- **Task**:
Pick out every line in the records below that contains the string "전체메뉴", copying each one in full. Matching is case-sensitive.

- **Layout element entries**:

'''

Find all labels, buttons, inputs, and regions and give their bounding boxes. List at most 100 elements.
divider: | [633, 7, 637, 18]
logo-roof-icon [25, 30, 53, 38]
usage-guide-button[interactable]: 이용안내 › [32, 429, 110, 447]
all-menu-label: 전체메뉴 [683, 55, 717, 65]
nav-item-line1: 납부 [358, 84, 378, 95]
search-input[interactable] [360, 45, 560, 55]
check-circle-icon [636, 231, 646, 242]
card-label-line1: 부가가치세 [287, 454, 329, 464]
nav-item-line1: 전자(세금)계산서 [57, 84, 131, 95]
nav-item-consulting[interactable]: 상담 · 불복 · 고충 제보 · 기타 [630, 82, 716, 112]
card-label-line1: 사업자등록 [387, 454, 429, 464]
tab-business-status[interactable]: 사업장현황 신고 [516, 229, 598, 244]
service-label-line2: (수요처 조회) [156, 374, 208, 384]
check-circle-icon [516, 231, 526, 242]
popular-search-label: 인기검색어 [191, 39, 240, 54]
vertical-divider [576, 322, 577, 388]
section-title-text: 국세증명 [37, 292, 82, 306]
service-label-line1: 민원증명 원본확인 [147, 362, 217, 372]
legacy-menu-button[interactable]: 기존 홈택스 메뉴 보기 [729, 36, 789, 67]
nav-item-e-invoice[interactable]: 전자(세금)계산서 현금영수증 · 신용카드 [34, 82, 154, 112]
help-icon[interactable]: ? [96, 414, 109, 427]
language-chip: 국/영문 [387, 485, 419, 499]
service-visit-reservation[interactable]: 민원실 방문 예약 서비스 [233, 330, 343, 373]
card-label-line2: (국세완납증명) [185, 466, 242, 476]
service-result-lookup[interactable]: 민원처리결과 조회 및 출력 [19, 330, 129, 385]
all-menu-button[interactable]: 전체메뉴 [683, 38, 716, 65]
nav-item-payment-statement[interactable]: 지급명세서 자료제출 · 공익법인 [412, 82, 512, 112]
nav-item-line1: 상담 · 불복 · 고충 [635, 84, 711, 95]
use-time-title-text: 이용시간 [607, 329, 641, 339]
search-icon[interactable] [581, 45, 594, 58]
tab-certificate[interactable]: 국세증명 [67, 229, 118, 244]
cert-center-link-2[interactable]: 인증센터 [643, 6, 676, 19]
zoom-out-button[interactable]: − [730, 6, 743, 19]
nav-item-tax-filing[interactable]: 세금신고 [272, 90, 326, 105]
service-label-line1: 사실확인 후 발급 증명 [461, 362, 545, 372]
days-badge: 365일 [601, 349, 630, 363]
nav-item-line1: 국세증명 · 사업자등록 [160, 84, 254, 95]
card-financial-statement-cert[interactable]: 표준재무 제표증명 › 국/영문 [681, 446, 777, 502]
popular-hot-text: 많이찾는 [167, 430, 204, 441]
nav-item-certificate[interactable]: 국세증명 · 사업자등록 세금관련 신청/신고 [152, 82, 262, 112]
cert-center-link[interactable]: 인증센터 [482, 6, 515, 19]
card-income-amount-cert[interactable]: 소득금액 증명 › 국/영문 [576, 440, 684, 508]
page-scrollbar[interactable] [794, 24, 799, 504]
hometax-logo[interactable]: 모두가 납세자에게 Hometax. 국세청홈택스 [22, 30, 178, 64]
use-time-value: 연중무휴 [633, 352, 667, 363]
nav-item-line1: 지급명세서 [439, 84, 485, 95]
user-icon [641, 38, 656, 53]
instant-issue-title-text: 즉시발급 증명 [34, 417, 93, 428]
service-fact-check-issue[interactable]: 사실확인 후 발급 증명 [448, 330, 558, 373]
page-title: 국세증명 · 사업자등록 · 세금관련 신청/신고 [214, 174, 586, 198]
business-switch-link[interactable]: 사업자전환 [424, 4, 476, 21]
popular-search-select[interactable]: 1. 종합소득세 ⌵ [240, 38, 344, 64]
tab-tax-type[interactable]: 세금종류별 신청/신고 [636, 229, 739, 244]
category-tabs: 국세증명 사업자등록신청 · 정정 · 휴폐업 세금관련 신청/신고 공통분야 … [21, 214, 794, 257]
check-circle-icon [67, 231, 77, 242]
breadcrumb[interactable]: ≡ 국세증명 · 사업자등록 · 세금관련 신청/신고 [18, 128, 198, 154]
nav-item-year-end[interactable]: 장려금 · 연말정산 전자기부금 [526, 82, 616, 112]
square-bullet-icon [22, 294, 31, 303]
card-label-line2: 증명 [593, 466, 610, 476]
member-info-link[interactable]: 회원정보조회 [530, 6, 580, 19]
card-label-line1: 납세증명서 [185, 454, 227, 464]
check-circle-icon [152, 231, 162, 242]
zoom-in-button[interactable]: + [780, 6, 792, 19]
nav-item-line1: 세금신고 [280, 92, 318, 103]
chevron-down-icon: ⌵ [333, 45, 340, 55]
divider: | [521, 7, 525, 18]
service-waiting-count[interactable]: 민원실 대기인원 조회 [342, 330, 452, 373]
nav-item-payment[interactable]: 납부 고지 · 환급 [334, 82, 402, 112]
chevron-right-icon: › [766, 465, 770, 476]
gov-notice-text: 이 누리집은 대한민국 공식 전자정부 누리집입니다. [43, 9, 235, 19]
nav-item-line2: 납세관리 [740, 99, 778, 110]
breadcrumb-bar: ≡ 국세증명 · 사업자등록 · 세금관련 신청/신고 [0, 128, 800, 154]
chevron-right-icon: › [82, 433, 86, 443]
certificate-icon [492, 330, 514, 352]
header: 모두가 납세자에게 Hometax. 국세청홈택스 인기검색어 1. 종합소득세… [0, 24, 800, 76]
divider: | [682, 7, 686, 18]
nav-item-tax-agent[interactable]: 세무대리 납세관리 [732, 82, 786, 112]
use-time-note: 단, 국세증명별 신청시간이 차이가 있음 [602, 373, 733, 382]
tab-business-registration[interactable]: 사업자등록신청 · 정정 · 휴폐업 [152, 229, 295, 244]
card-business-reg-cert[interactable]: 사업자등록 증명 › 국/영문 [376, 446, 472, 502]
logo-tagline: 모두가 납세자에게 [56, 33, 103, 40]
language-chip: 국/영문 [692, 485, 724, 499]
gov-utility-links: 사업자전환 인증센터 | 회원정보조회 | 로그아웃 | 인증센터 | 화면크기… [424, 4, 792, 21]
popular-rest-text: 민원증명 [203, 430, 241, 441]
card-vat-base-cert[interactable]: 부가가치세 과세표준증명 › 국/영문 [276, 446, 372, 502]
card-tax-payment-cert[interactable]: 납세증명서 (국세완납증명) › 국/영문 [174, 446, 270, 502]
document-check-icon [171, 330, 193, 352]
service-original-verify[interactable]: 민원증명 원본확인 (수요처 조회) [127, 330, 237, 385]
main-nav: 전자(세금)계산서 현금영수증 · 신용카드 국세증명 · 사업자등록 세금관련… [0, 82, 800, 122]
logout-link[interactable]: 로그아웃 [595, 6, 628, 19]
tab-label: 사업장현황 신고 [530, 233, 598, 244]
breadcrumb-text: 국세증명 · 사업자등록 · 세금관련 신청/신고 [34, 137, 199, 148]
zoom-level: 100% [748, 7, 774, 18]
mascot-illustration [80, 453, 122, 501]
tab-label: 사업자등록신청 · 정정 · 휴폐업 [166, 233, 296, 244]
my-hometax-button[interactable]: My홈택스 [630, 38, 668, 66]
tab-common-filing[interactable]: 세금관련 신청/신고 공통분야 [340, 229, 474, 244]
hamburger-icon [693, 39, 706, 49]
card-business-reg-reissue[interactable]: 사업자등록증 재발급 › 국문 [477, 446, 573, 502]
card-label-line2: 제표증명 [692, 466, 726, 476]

'''

- **Answer in full**:
all-menu-label: 전체메뉴 [683, 55, 717, 65]
all-menu-button[interactable]: 전체메뉴 [683, 38, 716, 65]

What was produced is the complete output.